[Start]
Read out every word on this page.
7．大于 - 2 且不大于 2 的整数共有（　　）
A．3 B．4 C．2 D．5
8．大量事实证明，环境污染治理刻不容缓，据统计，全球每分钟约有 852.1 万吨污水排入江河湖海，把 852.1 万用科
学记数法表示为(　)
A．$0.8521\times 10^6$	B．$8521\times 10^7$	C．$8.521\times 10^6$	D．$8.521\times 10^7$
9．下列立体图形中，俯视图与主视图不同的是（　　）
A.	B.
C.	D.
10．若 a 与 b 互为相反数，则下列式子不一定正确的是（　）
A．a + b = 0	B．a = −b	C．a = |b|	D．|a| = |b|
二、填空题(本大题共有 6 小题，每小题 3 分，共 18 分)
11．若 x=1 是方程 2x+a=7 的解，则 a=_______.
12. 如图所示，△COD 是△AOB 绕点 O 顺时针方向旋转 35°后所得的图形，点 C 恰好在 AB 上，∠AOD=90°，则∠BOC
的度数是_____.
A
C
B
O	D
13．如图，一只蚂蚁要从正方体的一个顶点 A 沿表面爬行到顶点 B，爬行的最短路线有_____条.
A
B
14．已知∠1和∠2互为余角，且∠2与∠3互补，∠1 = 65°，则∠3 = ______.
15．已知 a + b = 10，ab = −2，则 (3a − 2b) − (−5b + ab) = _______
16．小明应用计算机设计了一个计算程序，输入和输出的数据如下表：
[End]
[Start]
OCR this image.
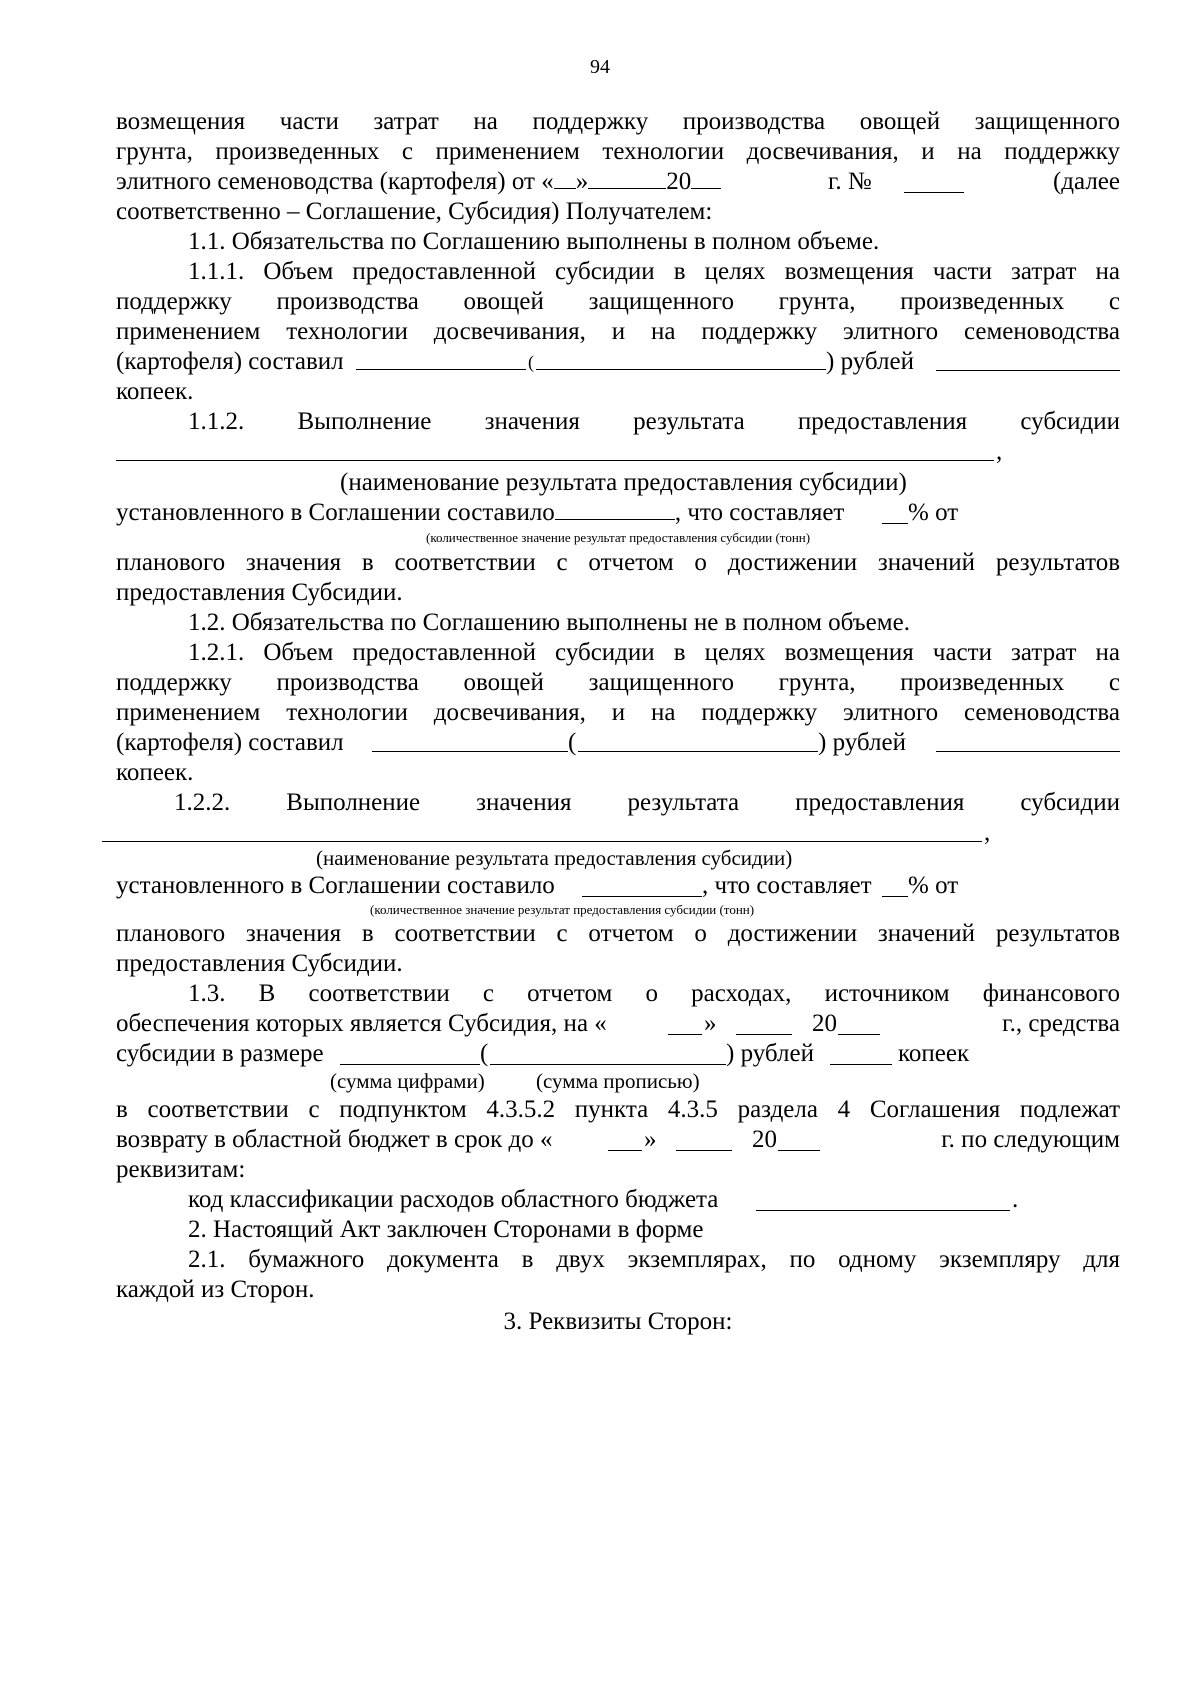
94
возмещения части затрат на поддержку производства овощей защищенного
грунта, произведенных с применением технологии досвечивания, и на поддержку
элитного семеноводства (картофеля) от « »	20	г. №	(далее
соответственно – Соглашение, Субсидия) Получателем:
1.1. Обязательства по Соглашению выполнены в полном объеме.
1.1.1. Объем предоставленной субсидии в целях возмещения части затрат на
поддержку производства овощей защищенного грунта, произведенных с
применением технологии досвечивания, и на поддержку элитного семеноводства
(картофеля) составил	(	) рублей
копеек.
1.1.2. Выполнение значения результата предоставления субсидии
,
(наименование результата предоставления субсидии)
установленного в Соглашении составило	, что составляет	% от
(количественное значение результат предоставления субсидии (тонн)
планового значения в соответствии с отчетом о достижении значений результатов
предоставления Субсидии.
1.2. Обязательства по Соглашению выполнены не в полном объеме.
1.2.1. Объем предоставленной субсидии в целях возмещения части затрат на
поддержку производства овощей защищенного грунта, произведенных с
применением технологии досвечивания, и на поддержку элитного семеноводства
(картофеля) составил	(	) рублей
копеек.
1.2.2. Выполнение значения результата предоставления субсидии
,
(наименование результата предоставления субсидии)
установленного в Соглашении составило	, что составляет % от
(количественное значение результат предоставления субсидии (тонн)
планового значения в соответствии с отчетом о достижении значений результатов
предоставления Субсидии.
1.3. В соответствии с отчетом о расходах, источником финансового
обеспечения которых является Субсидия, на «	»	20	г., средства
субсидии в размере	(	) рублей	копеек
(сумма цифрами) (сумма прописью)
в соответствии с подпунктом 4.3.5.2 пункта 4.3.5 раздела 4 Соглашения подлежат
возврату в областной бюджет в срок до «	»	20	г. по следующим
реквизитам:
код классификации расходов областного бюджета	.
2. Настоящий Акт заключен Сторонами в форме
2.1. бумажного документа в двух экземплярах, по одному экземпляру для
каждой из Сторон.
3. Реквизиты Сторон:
[End]
Tally up the lines with the word "составило" in them, and answer with that number by itself.

2